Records
☆ ☆ ☆ ☆ ☆

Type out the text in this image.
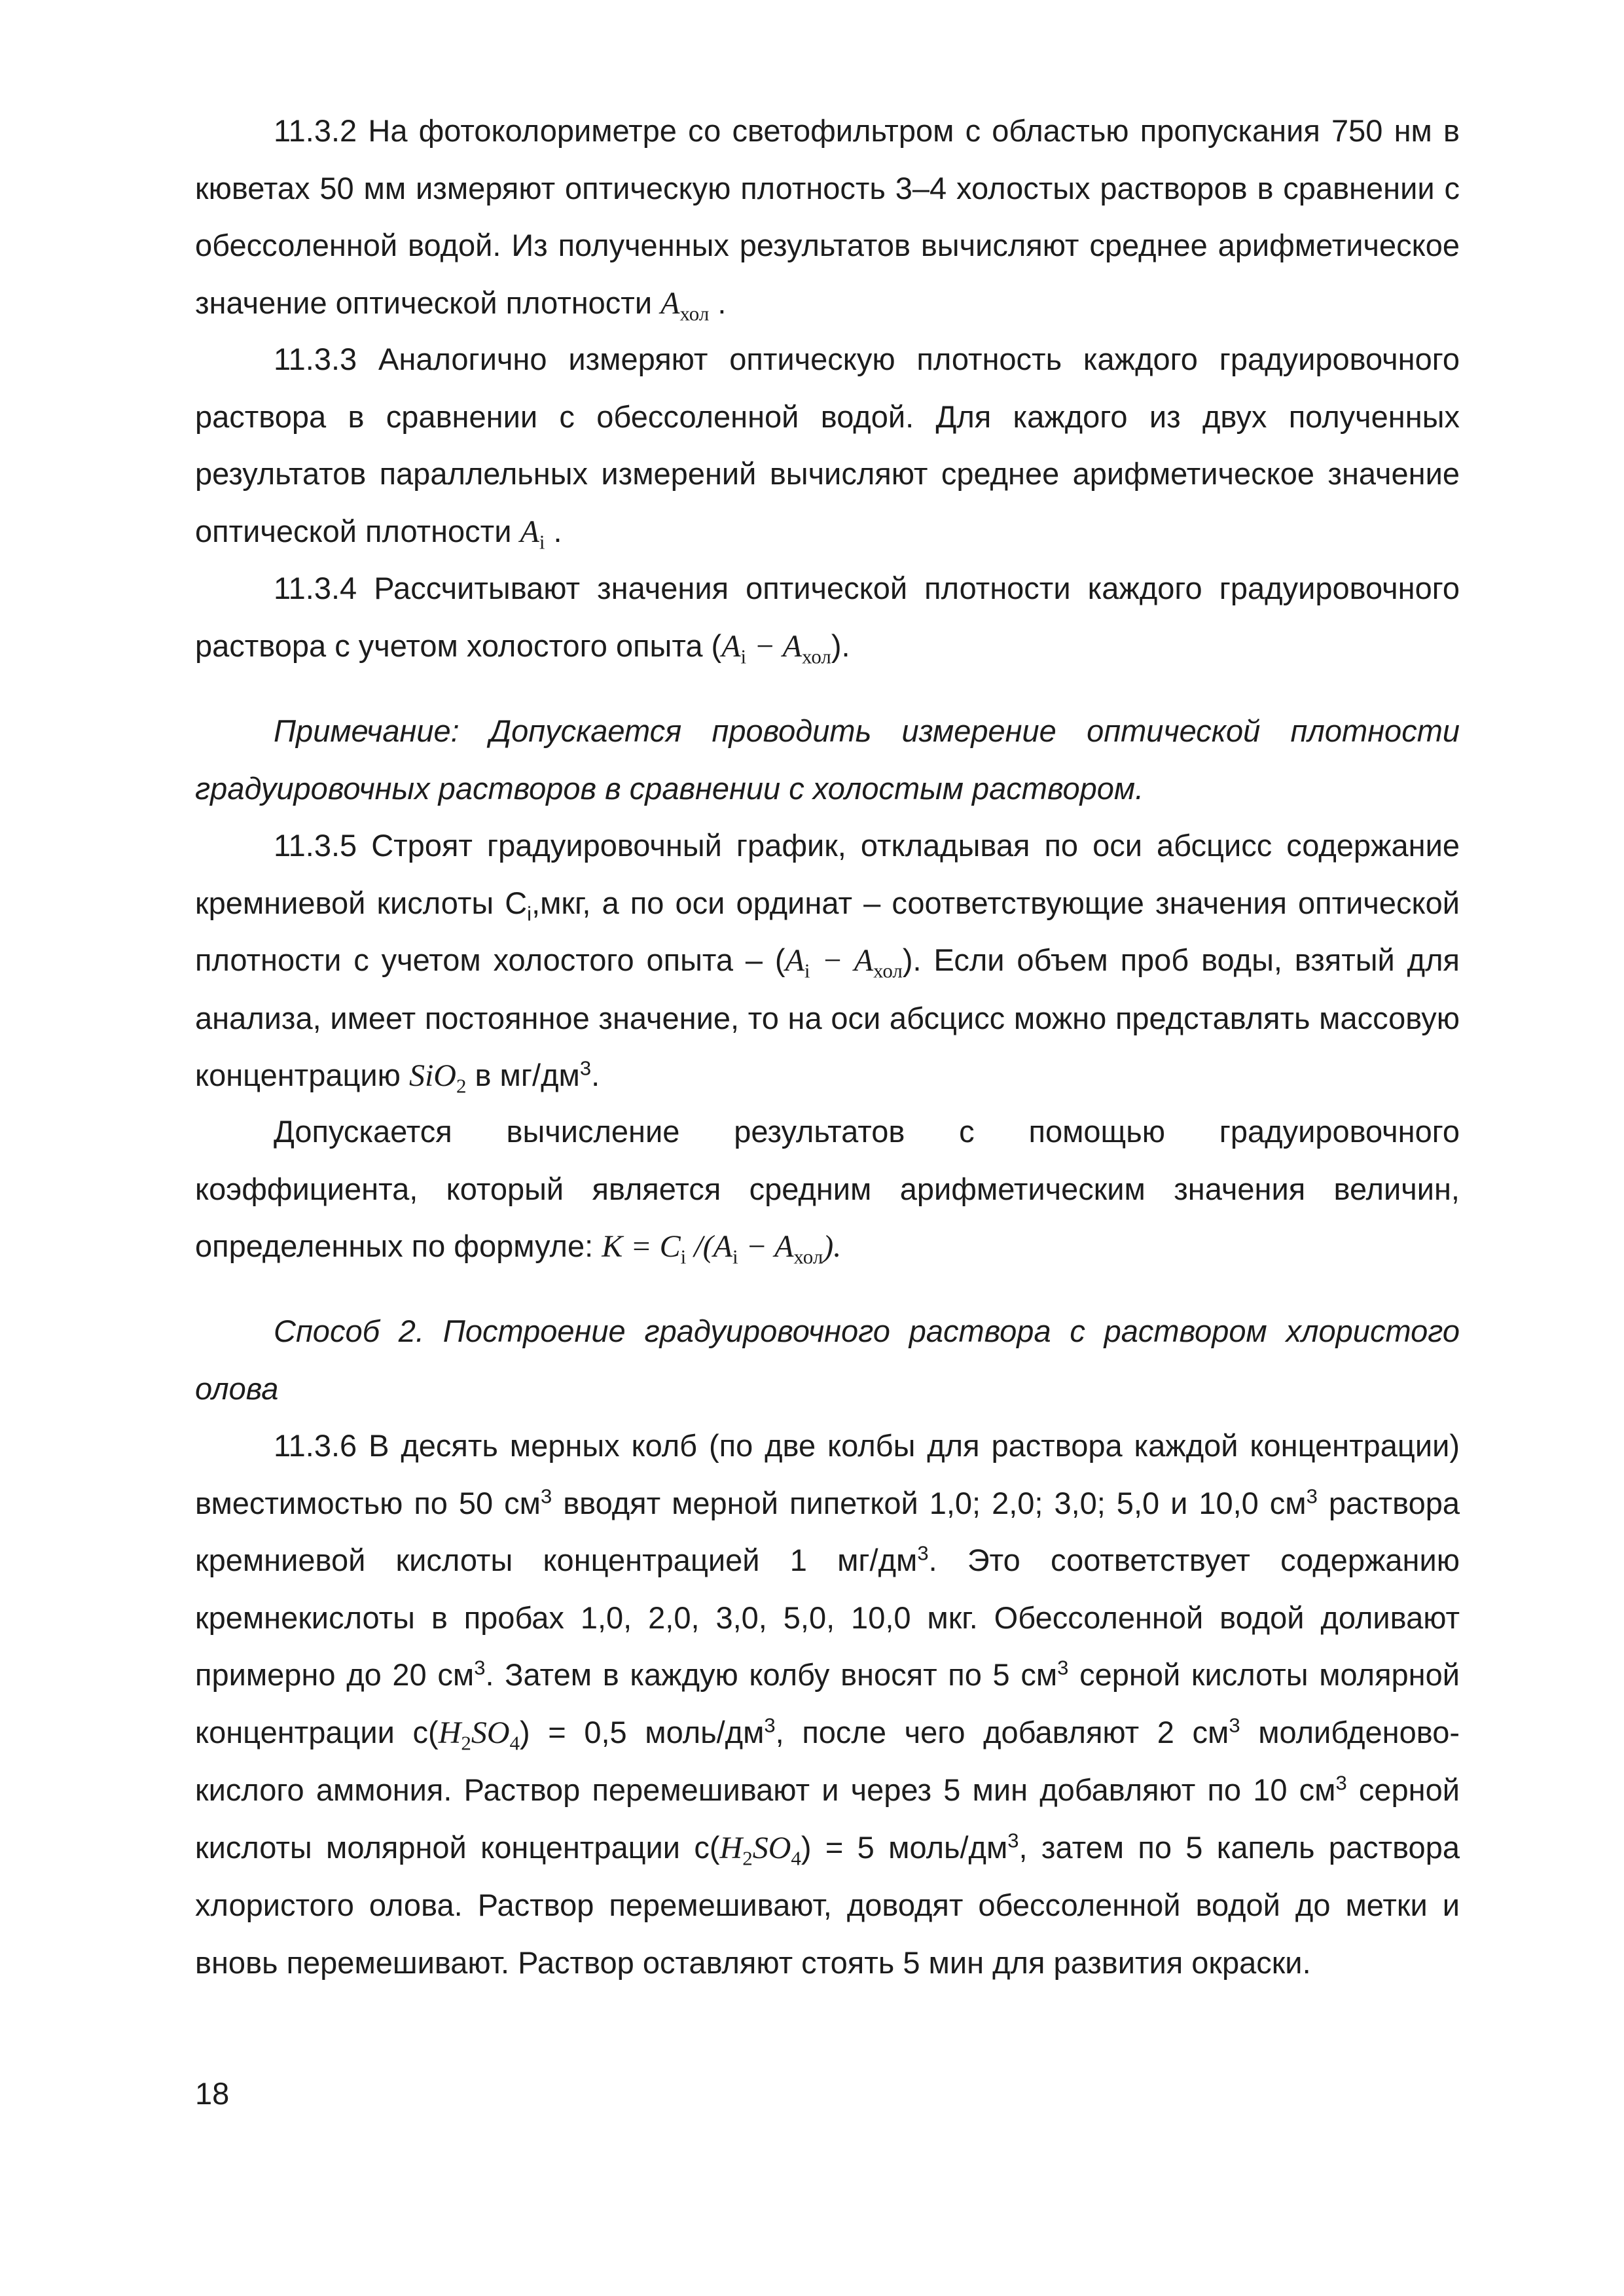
11.3.2 На фотоколориметре со светофильтром с областью пропускания 750 нм в кюветах 50 мм измеряют оптическую плотность 3–4 холостых растворов в сравнении с обессоленной водой. Из полученных результатов вычисляют среднее арифметическое значение оптической плотности $A_{хол}$ .

11.3.3 Аналогично измеряют оптическую плотность каждого градуировочного раствора в сравнении с обессоленной водой. Для каждого из двух полученных результатов параллельных измерений вычисляют среднее арифметическое значение оптической плотности $A_i$ .

11.3.4 Рассчитывают значения оптической плотности каждого градуировочного раствора с учетом холостого опыта $(A_i - A_{хол})$.

Примечание: Допускается проводить измерение оптической плотности градуировочных растворов в сравнении с холостым раствором.

11.3.5 Строят градуировочный график, откладывая по оси абсцисс содержание кремниевой кислоты $C_i,мкг$, а по оси ординат – соответствующие значения оптической плотности с учетом холостого опыта – $(A_i - A_{хол})$. Если объем проб воды, взятый для анализа, имеет постоянное значение, то на оси абсцисс можно представлять массовую концентрацию SiO$_2$ в $мг/дм^3$.

Допускается вычисление результатов с помощью градуировочного коэффициента, который является средним арифметическим значения величин, определенных по формуле: $K = C_i$ $/(A_i - A_{хол})$.

Способ 2. Построение градуировочного раствора с раствором хлористого олова

11.3.6 В десять мерных колб (по две колбы для раствора каждой концентрации) вместимостью по 50 $см^3$ вводят мерной пипеткой 1,0; 2,0; 3,0; 5,0 и 10,0 $см^3$ раствора кремниевой кислоты концентрацией 1 $мг/дм^3$. Это соответствует содержанию кремнекислоты в пробах 1,0, 2,0, 3,0, 5,0, 10,0 мкг. Обессоленной водой доливают примерно до 20 $см^3$. Затем в каждую колбу вносят по 5 $см^3$ серной кислоты молярной концентрации $c(H_2SO_4) = 0,5$ моль/$дм^3$, после чего добавляют 2 $см^3$ молибденово-кислого аммония. Раствор перемешивают и через 5 мин добавляют по 10 $см^3$ серной кислоты молярной концентрации $c(H_2SO_4) = 5$ моль/$дм^3$, затем по 5 капель раствора хлористого олова. Раствор перемешивают, доводят обессоленной водой до метки и вновь перемешивают. Раствор оставляют стоять 5 мин для развития окраски.

18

☆ ☆ ☆ ☆ ☆

** Written problem **
Output, exactly, all the records above; include no pictures.

** Result of the task **
Type out the text in this image.
11.3.2 На фотоколориметре со светофильтром с областью пропускания 750 нм в кюветах 50 мм измеряют оптическую плотность 3–4 холостых растворов в сравнении с обессоленной водой. Из полученных результатов вычисляют среднее арифметическое значение оптической плотности $A_{хол}$ .

11.3.3 Аналогично измеряют оптическую плотность каждого градуировочного раствора в сравнении с обессоленной водой. Для каждого из двух полученных результатов параллельных измерений вычисляют среднее арифметическое значение оптической плотности $A_i$ .

11.3.4 Рассчитывают значения оптической плотности каждого градуировочного раствора с учетом холостого опыта $(A_i - A_{хол})$.

Примечание: Допускается проводить измерение оптической плотности градуировочных растворов в сравнении с холостым раствором.

11.3.5 Строят градуировочный график, откладывая по оси абсцисс содержание кремниевой кислоты $C_i,мкг$, а по оси ординат – соответствующие значения оптической плотности с учетом холостого опыта – $(A_i - A_{хол})$. Если объем проб воды, взятый для анализа, имеет постоянное значение, то на оси абсцисс можно представлять массовую концентрацию SiO$_2$ в $мг/дм^3$.

Допускается вычисление результатов с помощью градуировочного коэффициента, который является средним арифметическим значения величин, определенных по формуле: $K = C_i$ $/(A_i - A_{хол})$.

Способ 2. Построение градуировочного раствора с раствором хлористого олова

11.3.6 В десять мерных колб (по две колбы для раствора каждой концентрации) вместимостью по 50 $см^3$ вводят мерной пипеткой 1,0; 2,0; 3,0; 5,0 и 10,0 $см^3$ раствора кремниевой кислоты концентрацией 1 $мг/дм^3$. Это соответствует содержанию кремнекислоты в пробах 1,0, 2,0, 3,0, 5,0, 10,0 мкг. Обессоленной водой доливают примерно до 20 $см^3$. Затем в каждую колбу вносят по 5 $см^3$ серной кислоты молярной концентрации $c(H_2SO_4) = 0,5$ моль/$дм^3$, после чего добавляют 2 $см^3$ молибденово-кислого аммония. Раствор перемешивают и через 5 мин добавляют по 10 $см^3$ серной кислоты молярной концентрации $c(H_2SO_4) = 5$ моль/$дм^3$, затем по 5 капель раствора хлористого олова. Раствор перемешивают, доводят обессоленной водой до метки и вновь перемешивают. Раствор оставляют стоять 5 мин для развития окраски.

18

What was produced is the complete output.